* **WHAT YOU ARE ASKED TO DO**: Gather every line from the entries below that includes "High".

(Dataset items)
○ ○ ○ ○ ○ ○ ○

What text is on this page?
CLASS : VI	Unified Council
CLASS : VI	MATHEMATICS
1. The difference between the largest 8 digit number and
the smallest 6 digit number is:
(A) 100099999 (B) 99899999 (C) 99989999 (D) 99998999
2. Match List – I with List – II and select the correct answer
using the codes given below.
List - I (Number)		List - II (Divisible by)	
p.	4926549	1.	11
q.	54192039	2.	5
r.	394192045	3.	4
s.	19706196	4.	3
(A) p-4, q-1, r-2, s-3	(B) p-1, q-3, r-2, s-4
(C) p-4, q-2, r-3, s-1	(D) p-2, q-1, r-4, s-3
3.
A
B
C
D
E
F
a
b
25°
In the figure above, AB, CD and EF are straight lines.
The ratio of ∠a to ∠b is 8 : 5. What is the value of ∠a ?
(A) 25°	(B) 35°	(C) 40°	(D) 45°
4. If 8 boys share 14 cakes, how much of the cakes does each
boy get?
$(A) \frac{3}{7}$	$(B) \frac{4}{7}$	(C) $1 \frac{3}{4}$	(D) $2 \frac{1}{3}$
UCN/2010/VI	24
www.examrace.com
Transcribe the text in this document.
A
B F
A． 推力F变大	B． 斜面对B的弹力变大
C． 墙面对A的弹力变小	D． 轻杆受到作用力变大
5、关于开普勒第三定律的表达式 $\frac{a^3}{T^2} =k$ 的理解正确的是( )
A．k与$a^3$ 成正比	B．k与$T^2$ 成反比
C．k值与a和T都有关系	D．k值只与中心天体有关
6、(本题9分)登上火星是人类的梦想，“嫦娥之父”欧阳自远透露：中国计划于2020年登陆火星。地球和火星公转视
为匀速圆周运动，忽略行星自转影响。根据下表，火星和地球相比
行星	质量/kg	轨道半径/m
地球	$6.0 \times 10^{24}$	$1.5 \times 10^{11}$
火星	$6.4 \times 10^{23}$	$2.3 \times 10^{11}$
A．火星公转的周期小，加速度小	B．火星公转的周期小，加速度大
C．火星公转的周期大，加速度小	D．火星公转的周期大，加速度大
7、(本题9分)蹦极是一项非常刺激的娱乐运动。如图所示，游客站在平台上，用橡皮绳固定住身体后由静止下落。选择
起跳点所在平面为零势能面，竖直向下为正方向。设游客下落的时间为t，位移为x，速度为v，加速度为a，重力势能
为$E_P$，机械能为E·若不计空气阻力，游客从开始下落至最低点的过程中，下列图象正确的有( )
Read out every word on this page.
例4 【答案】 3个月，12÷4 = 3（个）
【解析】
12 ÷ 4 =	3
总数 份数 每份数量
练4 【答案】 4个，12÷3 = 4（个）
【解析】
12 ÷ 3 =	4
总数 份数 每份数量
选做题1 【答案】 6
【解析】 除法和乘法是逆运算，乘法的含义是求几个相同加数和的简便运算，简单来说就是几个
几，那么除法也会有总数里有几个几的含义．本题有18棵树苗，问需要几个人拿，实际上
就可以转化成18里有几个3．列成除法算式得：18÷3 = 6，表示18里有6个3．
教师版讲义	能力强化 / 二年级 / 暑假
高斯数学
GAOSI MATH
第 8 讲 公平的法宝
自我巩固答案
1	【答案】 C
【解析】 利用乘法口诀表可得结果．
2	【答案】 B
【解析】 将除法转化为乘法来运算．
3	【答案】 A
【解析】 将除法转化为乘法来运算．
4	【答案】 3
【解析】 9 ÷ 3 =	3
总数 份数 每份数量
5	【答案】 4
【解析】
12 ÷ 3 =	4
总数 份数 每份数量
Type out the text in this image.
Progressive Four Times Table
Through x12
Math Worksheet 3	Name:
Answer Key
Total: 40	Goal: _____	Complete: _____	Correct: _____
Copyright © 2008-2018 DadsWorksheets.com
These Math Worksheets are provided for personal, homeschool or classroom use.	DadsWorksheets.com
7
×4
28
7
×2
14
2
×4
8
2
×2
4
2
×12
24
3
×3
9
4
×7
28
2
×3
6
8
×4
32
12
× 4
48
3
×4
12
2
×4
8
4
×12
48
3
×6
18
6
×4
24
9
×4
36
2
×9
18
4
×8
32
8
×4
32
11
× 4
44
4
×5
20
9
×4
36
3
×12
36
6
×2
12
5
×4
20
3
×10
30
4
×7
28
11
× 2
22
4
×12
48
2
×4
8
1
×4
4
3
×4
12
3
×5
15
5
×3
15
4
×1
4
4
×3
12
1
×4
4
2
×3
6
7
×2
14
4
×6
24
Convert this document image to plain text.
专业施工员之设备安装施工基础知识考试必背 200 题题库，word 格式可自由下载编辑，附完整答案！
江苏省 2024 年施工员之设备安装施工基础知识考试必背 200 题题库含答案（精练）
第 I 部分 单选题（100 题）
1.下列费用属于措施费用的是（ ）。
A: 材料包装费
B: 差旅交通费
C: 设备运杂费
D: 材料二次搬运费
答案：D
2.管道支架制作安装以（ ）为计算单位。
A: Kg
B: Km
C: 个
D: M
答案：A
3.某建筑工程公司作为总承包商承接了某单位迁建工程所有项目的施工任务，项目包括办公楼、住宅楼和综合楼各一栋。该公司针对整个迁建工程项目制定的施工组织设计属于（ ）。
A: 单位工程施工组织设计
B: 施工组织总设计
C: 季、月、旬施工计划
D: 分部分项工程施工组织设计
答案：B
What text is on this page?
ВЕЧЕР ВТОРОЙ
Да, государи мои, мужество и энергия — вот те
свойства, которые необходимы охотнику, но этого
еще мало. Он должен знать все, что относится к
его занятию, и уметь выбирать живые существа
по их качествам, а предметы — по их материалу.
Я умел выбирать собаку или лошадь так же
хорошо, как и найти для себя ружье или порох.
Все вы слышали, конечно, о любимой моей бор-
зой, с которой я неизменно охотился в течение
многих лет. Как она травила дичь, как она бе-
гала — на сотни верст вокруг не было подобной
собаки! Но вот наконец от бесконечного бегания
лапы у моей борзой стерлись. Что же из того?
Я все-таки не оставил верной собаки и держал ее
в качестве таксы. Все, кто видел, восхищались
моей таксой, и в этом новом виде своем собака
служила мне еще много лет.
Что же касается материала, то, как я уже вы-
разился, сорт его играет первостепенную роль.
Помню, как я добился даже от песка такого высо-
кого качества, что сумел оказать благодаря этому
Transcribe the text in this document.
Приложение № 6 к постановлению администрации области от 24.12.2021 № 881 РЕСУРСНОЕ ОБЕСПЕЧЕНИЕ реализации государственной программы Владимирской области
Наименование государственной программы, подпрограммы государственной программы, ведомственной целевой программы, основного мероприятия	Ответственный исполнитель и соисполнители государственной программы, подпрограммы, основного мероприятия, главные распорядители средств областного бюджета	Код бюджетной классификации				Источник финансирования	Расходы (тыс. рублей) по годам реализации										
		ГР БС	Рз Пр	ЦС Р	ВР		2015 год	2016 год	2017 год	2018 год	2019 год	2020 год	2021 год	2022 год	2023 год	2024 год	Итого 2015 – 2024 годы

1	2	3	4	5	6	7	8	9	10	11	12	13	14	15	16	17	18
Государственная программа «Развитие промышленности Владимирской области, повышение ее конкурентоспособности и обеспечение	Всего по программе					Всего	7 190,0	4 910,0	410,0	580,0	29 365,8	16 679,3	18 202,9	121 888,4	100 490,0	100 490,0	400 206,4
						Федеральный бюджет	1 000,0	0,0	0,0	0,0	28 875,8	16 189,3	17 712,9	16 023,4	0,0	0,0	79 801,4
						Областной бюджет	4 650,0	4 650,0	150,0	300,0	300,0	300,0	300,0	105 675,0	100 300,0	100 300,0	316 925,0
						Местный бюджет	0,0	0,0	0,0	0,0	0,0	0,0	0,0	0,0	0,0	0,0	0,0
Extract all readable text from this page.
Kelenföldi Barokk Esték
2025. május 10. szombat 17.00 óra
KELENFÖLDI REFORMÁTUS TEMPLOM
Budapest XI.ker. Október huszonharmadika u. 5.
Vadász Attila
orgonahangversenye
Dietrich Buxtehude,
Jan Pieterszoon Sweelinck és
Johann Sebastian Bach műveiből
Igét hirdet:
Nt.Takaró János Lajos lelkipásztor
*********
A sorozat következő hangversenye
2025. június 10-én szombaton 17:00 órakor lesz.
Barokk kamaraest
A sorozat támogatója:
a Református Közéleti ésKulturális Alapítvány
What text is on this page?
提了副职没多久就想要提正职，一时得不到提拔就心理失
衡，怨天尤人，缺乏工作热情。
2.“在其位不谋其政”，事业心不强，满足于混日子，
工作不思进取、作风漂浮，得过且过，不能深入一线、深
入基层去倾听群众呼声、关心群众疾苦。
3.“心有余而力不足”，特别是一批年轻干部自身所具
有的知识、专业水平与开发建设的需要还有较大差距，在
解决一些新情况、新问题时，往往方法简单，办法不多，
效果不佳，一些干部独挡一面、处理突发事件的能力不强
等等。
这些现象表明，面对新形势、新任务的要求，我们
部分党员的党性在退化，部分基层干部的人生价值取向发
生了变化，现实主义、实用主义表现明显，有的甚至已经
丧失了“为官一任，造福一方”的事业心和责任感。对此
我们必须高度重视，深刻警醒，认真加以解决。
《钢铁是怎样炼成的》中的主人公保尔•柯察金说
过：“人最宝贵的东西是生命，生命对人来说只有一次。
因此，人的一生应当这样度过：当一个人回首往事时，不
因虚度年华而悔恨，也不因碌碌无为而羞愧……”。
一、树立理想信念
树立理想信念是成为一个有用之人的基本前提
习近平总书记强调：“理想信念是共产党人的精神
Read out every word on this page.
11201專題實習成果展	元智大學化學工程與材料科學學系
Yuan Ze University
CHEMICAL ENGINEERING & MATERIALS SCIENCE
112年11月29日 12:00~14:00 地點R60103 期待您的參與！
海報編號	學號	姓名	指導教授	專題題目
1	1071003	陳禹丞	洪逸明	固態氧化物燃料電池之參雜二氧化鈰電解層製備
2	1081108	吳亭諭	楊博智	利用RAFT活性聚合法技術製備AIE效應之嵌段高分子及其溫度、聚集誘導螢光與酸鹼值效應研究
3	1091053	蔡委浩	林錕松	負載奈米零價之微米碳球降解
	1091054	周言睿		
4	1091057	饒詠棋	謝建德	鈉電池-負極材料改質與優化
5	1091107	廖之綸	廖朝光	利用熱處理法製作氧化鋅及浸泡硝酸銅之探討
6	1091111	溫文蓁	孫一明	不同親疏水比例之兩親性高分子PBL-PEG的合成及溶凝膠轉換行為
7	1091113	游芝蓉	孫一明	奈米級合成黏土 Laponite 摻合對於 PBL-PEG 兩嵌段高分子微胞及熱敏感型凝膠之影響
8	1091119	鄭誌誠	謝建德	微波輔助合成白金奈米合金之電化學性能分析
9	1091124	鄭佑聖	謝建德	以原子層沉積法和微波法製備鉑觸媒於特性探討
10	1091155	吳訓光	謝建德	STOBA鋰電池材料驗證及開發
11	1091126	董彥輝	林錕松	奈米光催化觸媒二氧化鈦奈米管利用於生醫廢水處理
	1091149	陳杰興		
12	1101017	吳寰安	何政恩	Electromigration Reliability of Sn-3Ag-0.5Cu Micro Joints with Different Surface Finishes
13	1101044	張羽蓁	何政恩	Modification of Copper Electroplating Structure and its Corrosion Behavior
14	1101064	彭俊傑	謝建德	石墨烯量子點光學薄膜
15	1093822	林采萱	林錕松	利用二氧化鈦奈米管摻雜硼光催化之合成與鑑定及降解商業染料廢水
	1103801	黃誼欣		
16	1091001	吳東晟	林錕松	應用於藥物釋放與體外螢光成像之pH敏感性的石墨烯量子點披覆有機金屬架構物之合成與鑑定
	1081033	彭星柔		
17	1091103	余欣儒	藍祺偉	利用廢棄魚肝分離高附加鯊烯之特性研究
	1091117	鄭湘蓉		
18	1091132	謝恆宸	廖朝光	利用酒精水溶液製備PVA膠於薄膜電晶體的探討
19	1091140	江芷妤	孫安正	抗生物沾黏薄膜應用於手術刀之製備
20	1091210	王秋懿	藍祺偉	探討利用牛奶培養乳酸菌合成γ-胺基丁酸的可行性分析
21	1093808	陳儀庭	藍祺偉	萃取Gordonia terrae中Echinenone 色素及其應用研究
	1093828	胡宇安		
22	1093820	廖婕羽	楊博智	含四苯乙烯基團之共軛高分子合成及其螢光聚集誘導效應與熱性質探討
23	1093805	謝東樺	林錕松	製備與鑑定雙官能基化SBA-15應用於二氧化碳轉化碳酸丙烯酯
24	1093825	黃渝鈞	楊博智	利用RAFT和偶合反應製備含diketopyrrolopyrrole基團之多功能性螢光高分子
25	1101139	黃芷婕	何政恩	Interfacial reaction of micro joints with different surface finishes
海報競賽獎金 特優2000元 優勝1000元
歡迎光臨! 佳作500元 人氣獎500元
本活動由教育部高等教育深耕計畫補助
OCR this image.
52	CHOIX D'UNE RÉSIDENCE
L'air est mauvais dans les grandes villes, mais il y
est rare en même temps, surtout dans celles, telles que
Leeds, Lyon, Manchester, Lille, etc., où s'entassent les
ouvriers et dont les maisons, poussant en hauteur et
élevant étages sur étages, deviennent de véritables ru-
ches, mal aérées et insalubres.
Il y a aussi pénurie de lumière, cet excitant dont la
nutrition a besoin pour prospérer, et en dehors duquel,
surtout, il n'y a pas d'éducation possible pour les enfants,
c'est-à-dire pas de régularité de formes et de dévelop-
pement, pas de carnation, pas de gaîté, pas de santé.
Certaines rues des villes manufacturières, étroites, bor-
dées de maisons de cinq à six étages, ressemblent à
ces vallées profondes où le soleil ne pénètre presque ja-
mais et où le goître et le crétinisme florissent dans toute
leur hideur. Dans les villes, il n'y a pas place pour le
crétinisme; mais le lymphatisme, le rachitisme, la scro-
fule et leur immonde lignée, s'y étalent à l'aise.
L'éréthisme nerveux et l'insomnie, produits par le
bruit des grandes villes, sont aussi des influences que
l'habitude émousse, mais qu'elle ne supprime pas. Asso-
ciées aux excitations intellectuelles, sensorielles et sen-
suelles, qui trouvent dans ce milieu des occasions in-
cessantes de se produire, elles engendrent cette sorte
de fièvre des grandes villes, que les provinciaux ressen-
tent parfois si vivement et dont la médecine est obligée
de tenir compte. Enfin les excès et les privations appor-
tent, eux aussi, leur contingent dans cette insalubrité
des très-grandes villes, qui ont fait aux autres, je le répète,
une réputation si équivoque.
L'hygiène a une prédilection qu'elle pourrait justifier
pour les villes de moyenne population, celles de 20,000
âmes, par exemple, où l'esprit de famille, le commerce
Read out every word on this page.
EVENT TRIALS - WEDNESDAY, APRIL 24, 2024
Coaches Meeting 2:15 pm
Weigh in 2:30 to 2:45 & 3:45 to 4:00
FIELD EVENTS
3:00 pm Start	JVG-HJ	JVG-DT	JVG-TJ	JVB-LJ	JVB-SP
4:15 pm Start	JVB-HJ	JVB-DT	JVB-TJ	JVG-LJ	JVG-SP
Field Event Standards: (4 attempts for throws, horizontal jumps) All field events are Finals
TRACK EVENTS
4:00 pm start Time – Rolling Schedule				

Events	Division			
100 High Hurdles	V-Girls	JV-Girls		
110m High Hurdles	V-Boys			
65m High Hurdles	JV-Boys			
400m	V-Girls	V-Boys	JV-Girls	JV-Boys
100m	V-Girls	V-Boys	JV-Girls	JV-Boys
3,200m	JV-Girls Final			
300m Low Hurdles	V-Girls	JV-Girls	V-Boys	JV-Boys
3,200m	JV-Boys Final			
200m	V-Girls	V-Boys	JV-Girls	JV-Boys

○ ○ ○ ○ ○ ○ ○

* **EXERCISE RESULT**:
100 High Hurdles	V-Girls	JV-Girls		
110m High Hurdles	V-Boys			
65m High Hurdles	JV-Boys			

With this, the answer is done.